--- Reading passage ---
Difference between revisions of "Input.interp"

Revision as of 17:35, 5 April 2012

This page is a method. The page identifier is Op_en5364
Moderator:Jouni (see all)
This page is a stub. You may improve it into a full page, and then a rating bar will appear here.
Upload data Show results

input.interp is an R function that interprets model inputs from a user-friendly format into explicit and exact mathematical format. The purpose is to make it easy for a user to give input without a need to worry about technical modelling details.

Question

What should be a list of important user input formats, and how should they be interpreted?

Answer

The basic feature is that if a text string can be converted to a meaningful numeric object, it will be. This function can be used when data is downloaded from Opasnet Base: if Result.Text contains this kind of numeric information, it is converted to numbers and fused with Result.

n is the number of iterations in the model. # is any numeric character in the text string.

Example	Regular expression	Interpretation	Output in R
12 000	# #	12000. Text is interpreted as number if space removal makes it a number.	as.numeric(gsub(" ", "", Result.text))
12,345	#,#	12.345. Commas are interpreted as decimal points.	as.numeric(gsub(",", ".", Result.text)) # Note! Do not use comma as a thousand separator!

--- Dataset records ---
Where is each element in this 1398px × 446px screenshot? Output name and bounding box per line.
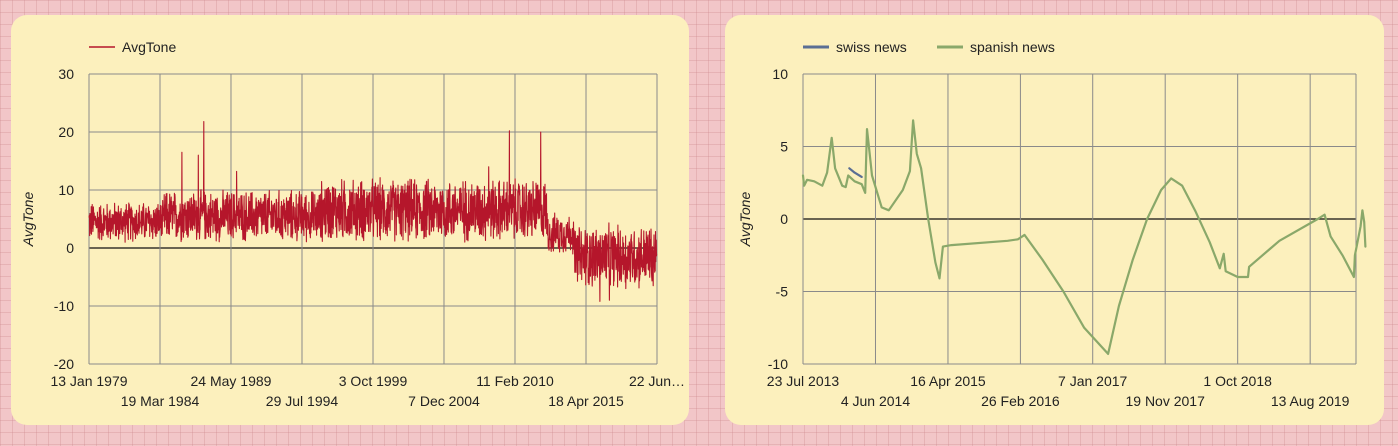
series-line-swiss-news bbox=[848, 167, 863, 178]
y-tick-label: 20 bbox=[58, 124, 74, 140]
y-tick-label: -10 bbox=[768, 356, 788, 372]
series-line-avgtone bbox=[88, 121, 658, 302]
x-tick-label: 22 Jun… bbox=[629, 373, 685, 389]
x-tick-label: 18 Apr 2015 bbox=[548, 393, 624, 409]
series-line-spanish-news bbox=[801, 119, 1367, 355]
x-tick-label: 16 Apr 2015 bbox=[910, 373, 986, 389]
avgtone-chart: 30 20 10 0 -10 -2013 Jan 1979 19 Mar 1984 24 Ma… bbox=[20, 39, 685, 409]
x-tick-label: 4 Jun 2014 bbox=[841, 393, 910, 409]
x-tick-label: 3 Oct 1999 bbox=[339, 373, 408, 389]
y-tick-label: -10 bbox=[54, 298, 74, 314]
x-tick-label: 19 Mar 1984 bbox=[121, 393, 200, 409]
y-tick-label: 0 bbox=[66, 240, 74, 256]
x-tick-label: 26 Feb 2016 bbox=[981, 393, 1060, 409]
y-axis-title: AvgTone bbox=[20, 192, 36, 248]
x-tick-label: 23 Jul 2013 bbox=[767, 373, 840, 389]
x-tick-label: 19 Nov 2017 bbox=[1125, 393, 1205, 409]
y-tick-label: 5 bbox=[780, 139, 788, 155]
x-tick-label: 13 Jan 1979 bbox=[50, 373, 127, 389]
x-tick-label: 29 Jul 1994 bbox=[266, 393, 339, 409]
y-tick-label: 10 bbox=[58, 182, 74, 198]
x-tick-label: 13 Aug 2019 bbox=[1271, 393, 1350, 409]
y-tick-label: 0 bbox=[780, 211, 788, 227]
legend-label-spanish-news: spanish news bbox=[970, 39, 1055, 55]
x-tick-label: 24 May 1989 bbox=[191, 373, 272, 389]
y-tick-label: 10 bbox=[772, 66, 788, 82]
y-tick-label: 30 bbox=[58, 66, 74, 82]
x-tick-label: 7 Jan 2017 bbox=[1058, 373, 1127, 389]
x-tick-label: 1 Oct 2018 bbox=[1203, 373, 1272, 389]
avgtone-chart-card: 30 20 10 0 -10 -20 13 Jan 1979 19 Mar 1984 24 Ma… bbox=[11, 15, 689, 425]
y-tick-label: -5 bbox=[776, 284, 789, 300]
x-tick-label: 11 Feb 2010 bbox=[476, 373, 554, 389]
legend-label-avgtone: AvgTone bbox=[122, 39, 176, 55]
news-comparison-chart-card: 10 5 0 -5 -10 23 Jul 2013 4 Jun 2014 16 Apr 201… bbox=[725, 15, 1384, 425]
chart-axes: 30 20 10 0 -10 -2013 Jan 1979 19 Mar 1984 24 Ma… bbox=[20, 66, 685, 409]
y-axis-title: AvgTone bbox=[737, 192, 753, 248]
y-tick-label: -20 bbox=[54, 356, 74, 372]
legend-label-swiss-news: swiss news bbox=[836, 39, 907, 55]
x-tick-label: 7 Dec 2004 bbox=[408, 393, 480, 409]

--- Work to complete ---
- 1) Decide whether each statement agrees with the input.interp page, answering yes or no and quoting the words of the page that settle it: (a) input.interp is a function written in R; (b) the function treats a comma as a thousand separator; (c) the page is marked as a stub.
- 2) Continue the input.interp page from its final line.
The rows play no part in what comes next and can be left aside.

--- Answers for the exercise ---
- 1)
(a) Yes: "input.interp is an R function that interprets model inputs from a user-friendly format into explicit and exact mathematical format."
(b) No: "Commas are interpreted as decimal points."
(c) Yes: "This page is a stub."

- 2)
-14,23	-#	-14.23. Minus in the beginning of entry is interpreted as minus, not a sign for a range.
50 - 125	# - #	Uniform distribution between 50 and 125	data.frame(iter=1:n, result=runif(n,50,125))
-12 345 - -23,56		Uniform distribution between -12345 and -23.56.
1 - 50	# - #	Loguniform distribution between 1 and 50 (Lognormality is assumed if the ratio of upper to lower is => 30)
3.1 ± 1.2 or 3.1 +- 1.2	# ± # or # +- #	Normal distribution with mean 3.1 and SD 1.2	data.frame(iter=1:n, result=rnorm(n,3.1,1.2))
2.4 (1.8 - 3.0)	# (# - #)	Normal distribution with mean 2.4 and 95 % confidence interval from 1.8 to 3.0	data.frame(iter=1:n, result=rnorm(n,2.4,(3.0-1.8)/2/1.96))
2.4 (2.0 - 3.2)	# (# - #)	Lognormal distribution with mean 2.4 and 95 % confidence interval from 2.0 to 3.0. Lognormality is assumed if the difference from mean to upper limit is => 50 % greater than from mean to lower limit.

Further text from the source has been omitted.